* The exercise:
Look through the records that follow. Copy every line containing the word "text".

[Data excerpts]
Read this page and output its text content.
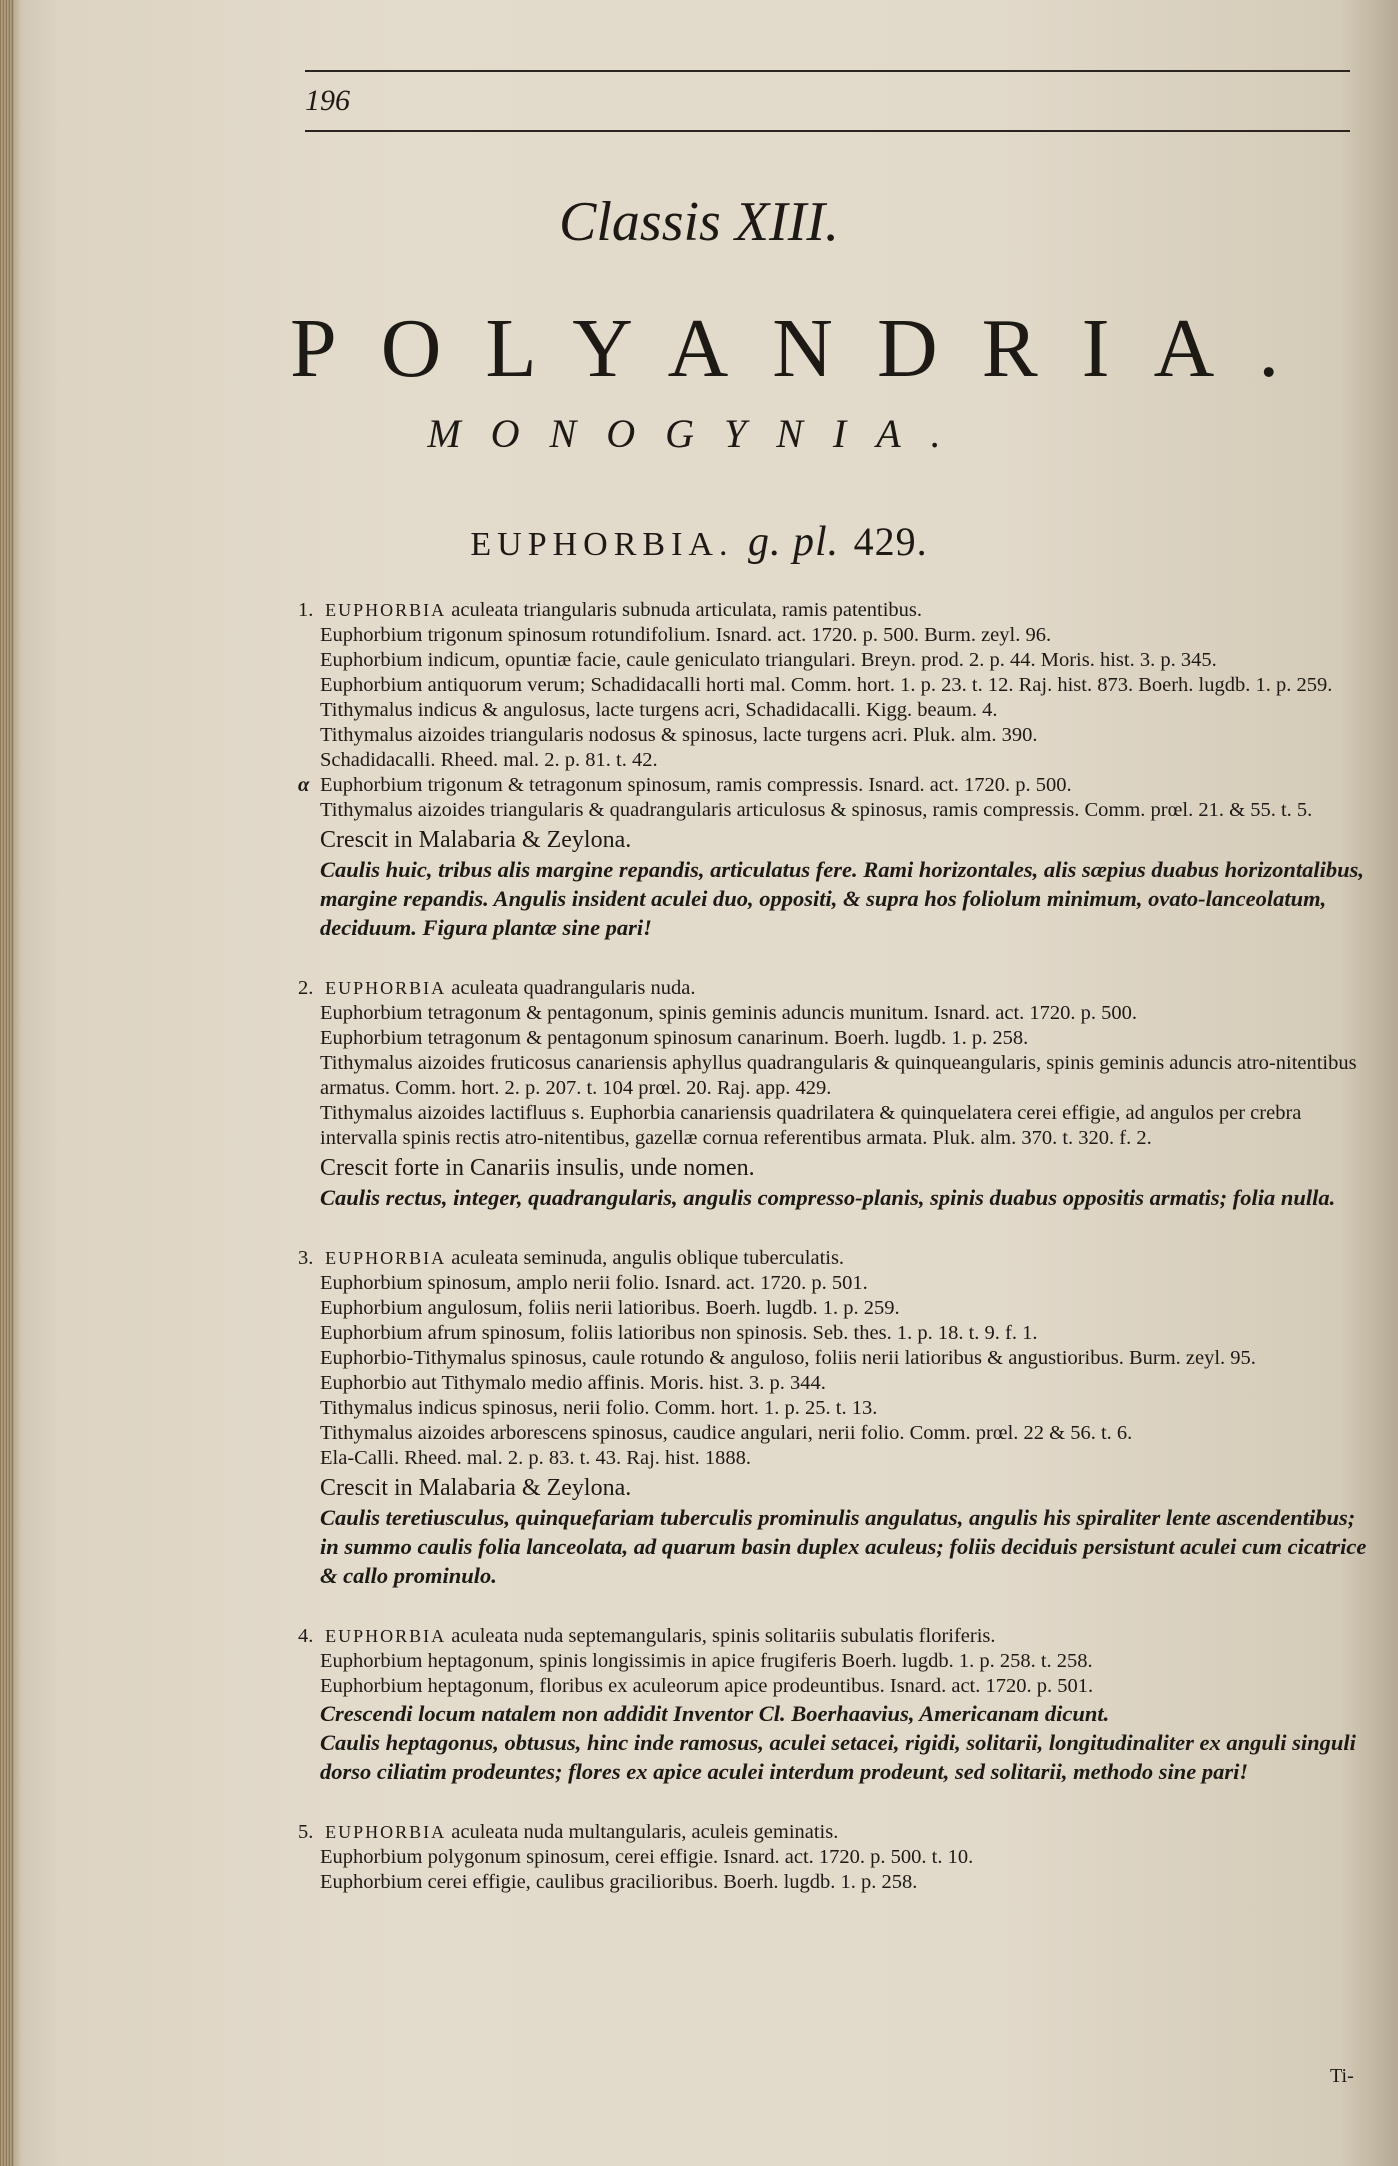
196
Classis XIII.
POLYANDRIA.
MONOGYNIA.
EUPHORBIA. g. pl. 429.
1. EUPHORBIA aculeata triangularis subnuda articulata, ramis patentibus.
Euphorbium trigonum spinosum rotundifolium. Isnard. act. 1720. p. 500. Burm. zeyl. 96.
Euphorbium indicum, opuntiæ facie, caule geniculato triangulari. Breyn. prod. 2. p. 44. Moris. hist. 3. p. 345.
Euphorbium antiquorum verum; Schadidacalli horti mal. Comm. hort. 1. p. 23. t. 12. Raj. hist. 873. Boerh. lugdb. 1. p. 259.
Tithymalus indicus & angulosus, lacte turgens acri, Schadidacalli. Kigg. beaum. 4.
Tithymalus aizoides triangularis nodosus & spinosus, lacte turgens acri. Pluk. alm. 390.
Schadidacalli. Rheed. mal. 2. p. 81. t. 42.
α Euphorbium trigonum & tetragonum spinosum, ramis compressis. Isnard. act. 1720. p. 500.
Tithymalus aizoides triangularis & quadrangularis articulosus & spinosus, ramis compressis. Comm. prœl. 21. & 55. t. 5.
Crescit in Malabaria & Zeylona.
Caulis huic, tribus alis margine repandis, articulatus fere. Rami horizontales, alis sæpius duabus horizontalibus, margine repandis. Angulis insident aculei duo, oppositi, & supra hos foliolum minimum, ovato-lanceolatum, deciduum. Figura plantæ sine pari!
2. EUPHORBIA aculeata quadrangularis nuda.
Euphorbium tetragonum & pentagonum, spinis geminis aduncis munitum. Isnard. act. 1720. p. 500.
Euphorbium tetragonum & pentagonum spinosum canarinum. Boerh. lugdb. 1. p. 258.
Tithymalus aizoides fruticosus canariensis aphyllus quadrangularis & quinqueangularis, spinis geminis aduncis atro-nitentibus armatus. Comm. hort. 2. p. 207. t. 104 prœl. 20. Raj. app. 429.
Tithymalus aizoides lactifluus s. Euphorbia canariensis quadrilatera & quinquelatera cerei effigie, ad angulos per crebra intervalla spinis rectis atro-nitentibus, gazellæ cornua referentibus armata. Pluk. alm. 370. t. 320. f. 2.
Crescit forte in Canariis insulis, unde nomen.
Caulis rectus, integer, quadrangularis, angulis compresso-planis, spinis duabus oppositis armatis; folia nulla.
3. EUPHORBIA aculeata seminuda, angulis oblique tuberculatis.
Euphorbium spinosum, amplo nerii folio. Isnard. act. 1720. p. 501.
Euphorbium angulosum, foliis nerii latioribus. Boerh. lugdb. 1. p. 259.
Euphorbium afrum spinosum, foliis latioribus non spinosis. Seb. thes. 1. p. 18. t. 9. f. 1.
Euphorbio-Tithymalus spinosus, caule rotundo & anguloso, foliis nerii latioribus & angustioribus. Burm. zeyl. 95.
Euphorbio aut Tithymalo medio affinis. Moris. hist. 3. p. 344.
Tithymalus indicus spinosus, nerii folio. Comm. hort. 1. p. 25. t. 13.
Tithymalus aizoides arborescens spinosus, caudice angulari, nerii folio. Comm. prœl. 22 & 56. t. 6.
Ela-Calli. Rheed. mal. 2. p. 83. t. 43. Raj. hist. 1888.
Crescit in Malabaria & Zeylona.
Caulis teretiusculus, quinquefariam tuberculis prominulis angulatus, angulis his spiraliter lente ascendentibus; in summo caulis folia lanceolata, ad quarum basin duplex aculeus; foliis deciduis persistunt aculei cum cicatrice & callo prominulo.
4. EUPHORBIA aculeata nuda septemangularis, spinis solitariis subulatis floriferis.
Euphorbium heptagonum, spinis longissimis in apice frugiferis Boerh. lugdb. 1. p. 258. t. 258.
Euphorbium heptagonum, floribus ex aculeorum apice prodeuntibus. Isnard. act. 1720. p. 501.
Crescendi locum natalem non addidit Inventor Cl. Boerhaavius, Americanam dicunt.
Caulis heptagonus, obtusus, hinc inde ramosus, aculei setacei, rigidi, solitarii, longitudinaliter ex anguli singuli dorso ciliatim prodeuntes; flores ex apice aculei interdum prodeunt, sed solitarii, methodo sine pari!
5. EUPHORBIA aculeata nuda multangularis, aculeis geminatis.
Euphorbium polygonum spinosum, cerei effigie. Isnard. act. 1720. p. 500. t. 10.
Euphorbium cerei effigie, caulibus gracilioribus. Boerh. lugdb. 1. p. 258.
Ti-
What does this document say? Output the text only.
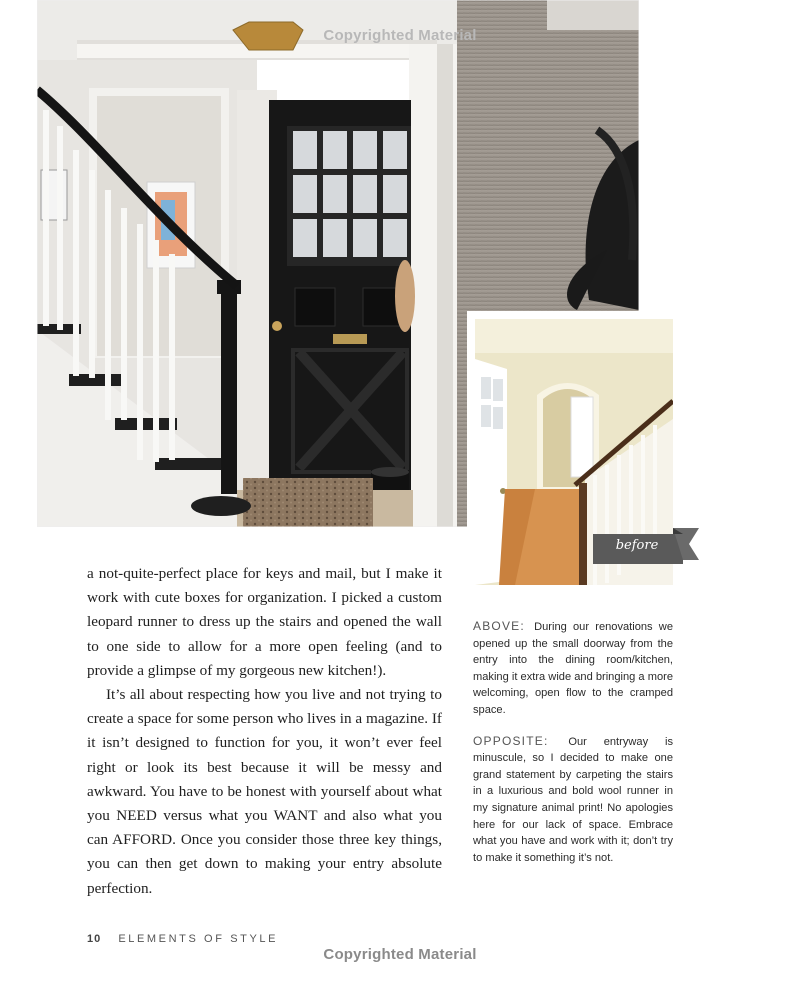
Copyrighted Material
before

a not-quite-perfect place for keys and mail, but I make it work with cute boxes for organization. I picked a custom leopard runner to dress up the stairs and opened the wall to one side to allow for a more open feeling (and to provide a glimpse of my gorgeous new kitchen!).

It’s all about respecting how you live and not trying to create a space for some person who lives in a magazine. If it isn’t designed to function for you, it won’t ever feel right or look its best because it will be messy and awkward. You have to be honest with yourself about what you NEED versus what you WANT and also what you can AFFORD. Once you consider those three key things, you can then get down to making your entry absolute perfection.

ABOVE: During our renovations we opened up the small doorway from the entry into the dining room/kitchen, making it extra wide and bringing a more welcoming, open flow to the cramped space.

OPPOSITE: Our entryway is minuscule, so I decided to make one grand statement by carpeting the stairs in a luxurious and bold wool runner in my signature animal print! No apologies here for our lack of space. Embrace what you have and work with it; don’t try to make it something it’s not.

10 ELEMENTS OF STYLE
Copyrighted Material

* Written reply:
Read this page and output its text content.
What does this document say? Output the text only.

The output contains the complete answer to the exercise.